PROBLEM REQUIREMENTS » Copy out verbatim every line of the entries from the very first one through the line with "away-score: - [633, 80, 650, 124]", including both.

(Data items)
--------

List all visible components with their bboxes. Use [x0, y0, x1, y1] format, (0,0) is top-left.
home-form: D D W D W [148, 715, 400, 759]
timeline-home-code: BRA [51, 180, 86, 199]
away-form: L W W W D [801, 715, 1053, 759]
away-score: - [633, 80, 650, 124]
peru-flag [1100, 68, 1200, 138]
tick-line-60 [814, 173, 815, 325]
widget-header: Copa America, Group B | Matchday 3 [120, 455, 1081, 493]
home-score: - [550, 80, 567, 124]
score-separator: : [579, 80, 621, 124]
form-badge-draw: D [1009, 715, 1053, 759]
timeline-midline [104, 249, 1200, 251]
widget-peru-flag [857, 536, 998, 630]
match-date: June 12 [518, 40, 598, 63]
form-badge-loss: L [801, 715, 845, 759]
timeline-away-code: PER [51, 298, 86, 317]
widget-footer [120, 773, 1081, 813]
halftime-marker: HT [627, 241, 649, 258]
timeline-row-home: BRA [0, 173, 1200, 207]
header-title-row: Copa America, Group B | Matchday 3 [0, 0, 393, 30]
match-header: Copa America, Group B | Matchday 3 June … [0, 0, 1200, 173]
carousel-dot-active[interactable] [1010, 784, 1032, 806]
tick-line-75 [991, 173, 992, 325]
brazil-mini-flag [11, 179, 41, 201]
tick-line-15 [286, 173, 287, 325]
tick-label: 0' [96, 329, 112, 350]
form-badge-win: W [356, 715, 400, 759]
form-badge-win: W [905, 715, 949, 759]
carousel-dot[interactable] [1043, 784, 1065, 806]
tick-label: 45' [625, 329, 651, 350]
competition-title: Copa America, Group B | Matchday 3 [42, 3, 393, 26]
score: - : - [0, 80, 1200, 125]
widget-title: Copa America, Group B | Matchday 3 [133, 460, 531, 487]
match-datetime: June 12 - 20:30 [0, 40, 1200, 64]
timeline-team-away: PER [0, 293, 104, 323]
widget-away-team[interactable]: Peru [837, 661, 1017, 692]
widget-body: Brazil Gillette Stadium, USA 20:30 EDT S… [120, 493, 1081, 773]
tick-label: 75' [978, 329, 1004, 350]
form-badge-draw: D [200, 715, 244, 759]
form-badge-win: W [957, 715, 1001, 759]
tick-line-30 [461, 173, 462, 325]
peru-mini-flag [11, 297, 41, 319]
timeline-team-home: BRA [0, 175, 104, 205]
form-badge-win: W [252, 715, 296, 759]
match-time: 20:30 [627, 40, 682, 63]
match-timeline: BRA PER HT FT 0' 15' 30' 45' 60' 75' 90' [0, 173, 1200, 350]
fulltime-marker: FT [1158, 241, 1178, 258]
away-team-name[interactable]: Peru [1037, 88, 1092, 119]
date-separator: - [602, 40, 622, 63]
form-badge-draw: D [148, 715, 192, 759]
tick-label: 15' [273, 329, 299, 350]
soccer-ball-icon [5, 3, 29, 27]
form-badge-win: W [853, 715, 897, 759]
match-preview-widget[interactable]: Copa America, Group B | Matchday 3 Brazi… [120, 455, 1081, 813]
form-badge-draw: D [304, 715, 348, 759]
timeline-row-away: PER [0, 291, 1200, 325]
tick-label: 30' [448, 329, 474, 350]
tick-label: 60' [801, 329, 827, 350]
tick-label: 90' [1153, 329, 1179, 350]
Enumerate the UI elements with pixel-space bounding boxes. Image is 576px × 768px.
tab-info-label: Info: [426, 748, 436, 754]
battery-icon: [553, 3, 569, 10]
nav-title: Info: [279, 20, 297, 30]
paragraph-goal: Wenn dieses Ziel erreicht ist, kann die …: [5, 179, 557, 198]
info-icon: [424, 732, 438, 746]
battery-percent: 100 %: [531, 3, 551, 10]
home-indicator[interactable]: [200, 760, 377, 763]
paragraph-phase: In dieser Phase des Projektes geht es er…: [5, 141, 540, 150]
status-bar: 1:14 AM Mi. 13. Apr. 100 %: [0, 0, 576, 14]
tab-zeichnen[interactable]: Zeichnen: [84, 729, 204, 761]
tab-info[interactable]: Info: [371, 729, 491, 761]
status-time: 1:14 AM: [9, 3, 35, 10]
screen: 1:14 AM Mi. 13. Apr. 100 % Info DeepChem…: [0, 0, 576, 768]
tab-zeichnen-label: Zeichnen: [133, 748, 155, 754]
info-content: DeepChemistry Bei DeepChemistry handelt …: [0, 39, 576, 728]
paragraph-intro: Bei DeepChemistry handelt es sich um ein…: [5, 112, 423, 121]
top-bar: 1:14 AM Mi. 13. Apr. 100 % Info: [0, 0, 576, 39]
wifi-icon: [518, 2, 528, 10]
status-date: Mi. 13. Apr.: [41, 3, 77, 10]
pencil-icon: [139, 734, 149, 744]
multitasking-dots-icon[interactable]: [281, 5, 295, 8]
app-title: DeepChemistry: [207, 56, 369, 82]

--------

SOLVED EXERCISE »
List all visible components with their bboxes. Use [x0, y0, x1, y1] format, (0,0) is top-left.
home-form: D D W D W [148, 715, 400, 759]
timeline-home-code: BRA [51, 180, 86, 199]
away-form: L W W W D [801, 715, 1053, 759]
away-score: - [633, 80, 650, 124]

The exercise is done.